• WORK TO BE COMPLETED
Below, find each line holding "Cataloguing" and state how many there are, using the number alone.
::::::
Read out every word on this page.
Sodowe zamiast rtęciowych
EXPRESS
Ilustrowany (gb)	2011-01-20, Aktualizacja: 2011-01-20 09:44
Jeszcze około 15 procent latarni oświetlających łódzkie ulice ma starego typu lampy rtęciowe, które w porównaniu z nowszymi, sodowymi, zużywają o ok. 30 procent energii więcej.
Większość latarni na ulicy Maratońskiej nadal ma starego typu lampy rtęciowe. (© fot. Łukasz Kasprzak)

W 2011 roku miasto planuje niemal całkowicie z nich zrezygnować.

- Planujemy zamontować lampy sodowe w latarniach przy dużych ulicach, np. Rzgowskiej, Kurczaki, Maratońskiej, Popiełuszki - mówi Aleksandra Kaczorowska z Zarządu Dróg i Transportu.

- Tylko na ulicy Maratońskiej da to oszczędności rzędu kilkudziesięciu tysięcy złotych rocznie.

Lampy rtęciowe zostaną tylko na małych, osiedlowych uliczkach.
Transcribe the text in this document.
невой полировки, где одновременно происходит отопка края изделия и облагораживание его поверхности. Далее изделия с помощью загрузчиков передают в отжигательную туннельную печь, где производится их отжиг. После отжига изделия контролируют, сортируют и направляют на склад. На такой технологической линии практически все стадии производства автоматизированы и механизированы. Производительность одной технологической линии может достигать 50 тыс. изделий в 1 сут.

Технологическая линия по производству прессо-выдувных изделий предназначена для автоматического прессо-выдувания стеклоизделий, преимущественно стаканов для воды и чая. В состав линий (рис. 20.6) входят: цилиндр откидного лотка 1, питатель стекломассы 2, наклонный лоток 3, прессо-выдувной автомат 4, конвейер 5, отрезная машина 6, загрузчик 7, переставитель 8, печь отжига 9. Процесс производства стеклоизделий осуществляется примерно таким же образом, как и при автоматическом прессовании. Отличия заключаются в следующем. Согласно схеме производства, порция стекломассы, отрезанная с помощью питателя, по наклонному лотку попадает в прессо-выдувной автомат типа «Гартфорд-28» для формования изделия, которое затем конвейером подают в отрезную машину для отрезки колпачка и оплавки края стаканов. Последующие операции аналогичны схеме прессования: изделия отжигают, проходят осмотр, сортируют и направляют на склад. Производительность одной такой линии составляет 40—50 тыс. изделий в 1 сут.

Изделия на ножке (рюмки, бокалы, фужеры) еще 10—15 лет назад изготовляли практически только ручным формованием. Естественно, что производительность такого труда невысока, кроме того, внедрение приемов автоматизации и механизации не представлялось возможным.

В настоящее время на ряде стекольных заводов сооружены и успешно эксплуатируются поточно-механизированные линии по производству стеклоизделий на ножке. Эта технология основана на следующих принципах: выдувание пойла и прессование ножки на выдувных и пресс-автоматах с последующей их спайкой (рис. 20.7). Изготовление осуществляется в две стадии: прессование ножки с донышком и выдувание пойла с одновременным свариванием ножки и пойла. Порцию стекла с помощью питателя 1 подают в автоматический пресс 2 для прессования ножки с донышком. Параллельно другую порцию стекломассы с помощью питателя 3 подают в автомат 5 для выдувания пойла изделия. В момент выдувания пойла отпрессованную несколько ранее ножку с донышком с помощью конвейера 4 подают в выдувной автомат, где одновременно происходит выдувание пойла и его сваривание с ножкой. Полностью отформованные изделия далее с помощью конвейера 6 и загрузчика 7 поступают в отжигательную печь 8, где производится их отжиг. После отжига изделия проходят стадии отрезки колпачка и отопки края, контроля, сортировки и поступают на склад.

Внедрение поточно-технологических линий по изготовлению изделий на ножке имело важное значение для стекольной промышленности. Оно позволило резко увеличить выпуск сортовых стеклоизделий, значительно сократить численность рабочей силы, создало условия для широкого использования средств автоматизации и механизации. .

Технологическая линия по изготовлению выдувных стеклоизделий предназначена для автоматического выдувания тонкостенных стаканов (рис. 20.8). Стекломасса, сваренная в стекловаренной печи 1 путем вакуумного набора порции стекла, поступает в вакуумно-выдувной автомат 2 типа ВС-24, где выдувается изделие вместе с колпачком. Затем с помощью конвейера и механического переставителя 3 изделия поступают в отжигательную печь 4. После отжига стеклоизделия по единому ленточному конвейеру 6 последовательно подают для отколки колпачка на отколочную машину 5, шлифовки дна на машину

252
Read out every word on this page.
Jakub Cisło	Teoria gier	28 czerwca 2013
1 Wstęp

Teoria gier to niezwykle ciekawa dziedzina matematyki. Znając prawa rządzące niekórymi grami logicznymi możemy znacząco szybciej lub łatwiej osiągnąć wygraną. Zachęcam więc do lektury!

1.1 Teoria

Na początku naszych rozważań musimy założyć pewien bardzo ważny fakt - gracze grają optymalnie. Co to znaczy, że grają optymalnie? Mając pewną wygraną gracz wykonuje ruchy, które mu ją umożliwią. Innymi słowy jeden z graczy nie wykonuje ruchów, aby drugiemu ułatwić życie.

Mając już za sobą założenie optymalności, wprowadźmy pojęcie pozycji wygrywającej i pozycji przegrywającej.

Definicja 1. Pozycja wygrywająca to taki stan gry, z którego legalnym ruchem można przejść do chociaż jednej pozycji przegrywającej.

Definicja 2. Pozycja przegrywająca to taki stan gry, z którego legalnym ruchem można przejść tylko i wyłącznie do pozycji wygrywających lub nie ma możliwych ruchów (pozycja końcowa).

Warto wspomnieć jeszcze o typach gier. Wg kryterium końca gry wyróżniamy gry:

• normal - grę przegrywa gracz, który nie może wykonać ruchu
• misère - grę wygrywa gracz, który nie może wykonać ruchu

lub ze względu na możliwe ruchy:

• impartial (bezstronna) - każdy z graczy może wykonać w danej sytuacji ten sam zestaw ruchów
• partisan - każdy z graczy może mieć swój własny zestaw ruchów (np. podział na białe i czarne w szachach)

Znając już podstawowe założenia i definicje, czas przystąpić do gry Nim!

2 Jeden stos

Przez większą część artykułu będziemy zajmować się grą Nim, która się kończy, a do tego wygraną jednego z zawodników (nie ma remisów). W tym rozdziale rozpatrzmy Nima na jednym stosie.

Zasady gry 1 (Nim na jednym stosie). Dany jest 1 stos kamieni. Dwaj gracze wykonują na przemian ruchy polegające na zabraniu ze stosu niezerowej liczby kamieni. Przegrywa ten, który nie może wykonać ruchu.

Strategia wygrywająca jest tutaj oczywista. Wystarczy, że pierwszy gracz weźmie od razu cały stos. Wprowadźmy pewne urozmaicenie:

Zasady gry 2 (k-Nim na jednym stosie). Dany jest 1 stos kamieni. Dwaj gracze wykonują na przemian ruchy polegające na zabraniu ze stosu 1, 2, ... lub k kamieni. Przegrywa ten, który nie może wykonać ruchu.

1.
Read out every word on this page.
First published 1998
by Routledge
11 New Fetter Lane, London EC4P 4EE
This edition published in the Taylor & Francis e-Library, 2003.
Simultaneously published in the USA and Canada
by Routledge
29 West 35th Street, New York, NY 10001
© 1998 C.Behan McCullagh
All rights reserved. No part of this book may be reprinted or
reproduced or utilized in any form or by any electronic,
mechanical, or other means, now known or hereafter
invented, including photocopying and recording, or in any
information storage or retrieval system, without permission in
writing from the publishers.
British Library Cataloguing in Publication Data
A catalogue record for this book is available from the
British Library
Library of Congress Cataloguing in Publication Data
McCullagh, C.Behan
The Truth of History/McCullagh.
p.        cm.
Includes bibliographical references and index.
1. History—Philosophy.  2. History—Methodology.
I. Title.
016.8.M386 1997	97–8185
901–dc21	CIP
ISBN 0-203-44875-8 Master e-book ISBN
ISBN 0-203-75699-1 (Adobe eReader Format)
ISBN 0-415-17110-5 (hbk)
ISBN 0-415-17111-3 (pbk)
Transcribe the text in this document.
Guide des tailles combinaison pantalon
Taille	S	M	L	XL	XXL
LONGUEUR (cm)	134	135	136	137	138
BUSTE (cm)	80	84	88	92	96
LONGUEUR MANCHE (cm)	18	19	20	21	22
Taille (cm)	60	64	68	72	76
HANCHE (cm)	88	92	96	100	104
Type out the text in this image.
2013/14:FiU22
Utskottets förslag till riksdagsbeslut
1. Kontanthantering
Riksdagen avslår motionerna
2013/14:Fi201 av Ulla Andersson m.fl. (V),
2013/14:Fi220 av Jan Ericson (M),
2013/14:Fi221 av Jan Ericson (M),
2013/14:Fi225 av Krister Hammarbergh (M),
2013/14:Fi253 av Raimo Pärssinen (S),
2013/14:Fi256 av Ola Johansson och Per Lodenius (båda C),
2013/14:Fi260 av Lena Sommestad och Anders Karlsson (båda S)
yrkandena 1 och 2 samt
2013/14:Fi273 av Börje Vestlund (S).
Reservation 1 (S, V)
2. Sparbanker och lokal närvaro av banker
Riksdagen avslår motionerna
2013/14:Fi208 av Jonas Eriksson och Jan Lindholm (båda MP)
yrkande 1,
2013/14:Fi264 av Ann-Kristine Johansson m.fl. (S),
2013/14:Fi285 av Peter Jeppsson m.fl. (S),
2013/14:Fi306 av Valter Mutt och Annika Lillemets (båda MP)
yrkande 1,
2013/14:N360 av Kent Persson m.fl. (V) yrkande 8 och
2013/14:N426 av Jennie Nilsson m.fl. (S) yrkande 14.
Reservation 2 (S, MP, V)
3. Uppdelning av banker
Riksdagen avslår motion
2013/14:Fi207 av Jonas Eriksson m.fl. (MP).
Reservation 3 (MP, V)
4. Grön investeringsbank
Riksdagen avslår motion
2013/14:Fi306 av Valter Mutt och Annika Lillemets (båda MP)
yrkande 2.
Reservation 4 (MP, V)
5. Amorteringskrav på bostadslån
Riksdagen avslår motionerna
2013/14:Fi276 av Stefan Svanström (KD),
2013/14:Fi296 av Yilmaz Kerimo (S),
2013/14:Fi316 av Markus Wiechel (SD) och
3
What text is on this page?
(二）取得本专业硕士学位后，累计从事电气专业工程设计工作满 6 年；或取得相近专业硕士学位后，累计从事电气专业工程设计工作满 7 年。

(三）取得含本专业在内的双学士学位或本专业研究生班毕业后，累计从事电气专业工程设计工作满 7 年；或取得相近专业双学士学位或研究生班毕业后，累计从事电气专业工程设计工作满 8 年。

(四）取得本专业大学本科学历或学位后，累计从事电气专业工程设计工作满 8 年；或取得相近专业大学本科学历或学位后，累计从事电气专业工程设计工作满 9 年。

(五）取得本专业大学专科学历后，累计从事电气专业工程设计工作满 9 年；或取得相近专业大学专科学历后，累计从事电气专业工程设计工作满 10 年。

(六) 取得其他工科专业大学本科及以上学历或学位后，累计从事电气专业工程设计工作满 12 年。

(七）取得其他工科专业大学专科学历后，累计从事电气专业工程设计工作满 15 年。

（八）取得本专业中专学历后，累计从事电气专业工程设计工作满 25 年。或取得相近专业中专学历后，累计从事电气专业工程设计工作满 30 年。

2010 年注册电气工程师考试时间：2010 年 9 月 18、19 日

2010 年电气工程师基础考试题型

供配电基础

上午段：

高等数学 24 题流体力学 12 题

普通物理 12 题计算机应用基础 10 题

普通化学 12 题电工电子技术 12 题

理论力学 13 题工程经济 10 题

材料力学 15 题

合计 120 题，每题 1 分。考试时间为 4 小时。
::::::
• RESULT FOR THIS TASK
2